---- ENTRIES PROVIDED

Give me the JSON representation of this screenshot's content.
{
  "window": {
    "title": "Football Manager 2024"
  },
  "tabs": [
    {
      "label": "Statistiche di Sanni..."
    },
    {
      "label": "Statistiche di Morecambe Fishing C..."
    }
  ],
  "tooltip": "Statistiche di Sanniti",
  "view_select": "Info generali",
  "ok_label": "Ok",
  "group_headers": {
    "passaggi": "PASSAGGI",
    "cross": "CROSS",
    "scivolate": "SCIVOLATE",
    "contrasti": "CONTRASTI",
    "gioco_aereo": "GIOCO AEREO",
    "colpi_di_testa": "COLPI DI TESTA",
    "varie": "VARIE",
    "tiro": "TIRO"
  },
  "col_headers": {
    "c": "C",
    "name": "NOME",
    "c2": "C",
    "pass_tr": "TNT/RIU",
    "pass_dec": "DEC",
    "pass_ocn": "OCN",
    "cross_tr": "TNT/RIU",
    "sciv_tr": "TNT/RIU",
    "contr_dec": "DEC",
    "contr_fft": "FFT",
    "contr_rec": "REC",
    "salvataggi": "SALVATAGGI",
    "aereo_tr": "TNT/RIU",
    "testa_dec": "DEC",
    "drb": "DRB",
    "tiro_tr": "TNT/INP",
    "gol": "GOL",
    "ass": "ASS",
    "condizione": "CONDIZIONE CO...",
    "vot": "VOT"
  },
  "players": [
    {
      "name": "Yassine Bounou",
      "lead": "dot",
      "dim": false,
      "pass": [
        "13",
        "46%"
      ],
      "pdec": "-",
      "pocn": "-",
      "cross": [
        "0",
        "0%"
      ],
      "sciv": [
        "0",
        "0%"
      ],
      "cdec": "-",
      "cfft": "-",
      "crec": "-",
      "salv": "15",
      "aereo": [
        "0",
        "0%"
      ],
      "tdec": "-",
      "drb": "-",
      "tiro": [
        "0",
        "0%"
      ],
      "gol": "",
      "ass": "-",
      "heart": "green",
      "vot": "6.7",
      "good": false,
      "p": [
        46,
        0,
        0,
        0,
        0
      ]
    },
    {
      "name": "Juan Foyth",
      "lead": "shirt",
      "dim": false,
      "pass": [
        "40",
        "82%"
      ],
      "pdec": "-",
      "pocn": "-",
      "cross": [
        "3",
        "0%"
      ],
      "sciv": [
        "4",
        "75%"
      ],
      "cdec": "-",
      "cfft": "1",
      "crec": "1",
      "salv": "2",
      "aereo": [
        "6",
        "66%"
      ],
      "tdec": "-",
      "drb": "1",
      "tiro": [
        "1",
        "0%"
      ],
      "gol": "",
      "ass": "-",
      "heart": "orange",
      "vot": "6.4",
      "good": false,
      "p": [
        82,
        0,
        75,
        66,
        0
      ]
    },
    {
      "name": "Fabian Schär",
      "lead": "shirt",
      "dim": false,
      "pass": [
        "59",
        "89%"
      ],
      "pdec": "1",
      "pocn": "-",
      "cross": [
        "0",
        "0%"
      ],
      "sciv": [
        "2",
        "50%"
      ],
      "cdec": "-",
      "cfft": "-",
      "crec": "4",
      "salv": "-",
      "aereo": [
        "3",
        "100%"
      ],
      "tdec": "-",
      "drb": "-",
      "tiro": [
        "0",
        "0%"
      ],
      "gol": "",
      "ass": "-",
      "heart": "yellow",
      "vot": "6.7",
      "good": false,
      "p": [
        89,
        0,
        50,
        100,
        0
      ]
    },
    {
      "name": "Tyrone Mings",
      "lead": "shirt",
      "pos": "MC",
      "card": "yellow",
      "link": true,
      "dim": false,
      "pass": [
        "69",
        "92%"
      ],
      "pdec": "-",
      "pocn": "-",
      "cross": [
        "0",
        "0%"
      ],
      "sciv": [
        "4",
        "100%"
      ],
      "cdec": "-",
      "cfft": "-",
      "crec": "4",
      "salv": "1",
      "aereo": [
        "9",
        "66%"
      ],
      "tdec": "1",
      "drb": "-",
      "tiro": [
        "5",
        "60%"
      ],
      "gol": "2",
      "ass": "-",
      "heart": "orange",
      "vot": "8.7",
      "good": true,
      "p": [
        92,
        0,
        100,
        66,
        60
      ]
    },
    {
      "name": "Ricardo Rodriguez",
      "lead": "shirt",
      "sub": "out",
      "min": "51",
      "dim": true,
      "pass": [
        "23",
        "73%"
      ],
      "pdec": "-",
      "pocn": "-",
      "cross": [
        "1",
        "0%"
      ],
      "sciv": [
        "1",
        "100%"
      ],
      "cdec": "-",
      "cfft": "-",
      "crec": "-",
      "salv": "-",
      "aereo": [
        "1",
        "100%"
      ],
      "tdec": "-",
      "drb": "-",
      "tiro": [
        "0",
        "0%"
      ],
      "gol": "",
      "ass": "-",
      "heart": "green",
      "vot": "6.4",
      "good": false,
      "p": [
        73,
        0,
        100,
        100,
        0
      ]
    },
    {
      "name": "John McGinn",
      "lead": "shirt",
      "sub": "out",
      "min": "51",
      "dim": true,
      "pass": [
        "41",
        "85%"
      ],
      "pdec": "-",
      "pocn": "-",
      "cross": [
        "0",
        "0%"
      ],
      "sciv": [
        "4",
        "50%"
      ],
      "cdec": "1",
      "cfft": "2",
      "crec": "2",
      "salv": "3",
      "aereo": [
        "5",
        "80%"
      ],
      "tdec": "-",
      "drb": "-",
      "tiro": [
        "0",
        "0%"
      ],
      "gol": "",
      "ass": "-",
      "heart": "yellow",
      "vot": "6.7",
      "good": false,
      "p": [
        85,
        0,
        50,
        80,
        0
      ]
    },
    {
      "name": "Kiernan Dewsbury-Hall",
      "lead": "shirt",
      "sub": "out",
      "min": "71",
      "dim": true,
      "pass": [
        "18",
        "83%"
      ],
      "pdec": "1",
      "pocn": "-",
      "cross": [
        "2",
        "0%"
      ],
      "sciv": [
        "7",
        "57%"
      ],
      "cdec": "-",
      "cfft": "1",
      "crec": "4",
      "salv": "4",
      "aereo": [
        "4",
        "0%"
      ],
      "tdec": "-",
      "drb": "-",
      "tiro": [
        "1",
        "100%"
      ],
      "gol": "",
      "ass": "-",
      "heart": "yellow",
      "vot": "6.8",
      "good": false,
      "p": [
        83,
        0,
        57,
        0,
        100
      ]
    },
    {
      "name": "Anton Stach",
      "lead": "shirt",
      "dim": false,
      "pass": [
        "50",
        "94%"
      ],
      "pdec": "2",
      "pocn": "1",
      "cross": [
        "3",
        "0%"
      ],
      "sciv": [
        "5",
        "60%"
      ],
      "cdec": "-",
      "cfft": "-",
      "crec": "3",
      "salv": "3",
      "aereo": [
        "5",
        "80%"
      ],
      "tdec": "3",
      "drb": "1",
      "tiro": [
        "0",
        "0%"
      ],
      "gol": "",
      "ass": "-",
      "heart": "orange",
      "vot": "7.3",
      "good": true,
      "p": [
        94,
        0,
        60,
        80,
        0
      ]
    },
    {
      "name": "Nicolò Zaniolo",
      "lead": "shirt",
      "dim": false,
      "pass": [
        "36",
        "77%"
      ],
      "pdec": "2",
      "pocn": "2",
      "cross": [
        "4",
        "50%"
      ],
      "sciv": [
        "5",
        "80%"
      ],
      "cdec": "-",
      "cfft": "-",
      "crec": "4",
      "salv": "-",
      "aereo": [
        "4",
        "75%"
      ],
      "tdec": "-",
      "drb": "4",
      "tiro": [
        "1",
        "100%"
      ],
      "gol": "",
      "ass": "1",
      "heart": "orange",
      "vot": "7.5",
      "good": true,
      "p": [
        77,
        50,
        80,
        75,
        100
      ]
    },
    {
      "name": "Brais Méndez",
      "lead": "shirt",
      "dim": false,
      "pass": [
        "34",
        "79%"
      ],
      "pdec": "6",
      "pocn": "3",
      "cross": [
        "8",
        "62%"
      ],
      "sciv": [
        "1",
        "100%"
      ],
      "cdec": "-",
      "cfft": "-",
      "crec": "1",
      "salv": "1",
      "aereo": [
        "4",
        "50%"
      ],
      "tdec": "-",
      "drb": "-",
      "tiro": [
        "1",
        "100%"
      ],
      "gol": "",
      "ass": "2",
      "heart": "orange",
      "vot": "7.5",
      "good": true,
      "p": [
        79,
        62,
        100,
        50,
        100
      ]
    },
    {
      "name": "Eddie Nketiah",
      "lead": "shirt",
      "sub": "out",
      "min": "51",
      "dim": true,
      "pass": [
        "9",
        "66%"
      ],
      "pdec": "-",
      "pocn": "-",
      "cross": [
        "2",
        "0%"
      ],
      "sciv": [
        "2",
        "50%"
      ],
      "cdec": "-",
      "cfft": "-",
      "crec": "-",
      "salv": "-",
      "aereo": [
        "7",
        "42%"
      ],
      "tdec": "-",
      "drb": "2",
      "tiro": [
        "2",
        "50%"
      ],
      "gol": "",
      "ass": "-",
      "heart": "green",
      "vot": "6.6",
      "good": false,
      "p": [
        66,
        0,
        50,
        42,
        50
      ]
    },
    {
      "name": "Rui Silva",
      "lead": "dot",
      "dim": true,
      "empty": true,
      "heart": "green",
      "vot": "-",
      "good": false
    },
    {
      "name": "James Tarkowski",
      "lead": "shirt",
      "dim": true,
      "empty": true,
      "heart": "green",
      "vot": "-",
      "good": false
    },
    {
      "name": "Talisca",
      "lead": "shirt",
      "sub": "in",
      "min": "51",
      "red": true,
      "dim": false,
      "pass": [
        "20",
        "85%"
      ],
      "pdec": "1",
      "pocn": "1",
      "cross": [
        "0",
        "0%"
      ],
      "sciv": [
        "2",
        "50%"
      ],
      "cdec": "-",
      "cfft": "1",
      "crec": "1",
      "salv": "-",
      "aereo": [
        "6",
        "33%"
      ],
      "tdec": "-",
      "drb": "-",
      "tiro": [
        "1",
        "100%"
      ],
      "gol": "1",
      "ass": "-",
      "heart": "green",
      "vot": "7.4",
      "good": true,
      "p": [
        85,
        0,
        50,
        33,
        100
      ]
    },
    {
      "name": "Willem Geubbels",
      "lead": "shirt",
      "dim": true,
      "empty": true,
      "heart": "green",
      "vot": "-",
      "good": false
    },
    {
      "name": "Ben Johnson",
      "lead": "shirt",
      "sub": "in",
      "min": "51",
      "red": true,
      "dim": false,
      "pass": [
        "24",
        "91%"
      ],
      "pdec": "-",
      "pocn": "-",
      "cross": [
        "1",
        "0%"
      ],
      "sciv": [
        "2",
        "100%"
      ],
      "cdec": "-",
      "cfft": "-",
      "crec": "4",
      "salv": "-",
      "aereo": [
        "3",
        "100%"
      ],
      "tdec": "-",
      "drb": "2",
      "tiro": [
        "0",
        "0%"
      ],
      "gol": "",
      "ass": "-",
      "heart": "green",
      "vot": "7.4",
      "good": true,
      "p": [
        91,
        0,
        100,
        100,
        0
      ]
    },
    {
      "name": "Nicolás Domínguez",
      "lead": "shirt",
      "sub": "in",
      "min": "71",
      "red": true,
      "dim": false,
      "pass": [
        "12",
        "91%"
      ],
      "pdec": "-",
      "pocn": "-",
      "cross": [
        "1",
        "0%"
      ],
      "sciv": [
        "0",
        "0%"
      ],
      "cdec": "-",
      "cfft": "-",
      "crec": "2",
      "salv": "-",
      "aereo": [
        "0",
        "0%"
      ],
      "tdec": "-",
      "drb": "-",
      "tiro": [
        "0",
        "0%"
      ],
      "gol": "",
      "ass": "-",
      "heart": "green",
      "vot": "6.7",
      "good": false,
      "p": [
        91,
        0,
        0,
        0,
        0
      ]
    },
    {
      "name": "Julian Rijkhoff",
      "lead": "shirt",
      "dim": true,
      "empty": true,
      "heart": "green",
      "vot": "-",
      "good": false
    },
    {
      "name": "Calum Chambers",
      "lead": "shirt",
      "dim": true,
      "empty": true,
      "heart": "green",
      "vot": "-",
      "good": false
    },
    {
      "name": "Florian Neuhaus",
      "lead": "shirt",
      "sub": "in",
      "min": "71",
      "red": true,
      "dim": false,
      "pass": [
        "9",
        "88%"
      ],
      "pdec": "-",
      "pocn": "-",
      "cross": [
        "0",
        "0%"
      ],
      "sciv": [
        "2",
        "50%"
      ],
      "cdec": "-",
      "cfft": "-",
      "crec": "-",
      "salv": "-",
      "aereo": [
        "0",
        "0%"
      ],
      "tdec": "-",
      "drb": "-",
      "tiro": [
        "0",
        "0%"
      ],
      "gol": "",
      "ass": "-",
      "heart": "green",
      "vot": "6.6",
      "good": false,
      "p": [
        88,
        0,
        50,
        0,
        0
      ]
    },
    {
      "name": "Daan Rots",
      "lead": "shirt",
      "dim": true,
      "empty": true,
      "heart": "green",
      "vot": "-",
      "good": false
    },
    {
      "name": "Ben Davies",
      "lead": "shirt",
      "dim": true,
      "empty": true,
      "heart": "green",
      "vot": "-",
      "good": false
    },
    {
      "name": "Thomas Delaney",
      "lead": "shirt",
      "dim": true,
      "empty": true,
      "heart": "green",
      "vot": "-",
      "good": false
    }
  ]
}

--------

GOAL
Gather all lines where the word "Statistiche" appears.

EXERCISE RESPONSE
      "label": "Statistiche di Sanni..."
      "label": "Statistiche di Morecambe Fishing C..."
  "tooltip": "Statistiche di Sanniti",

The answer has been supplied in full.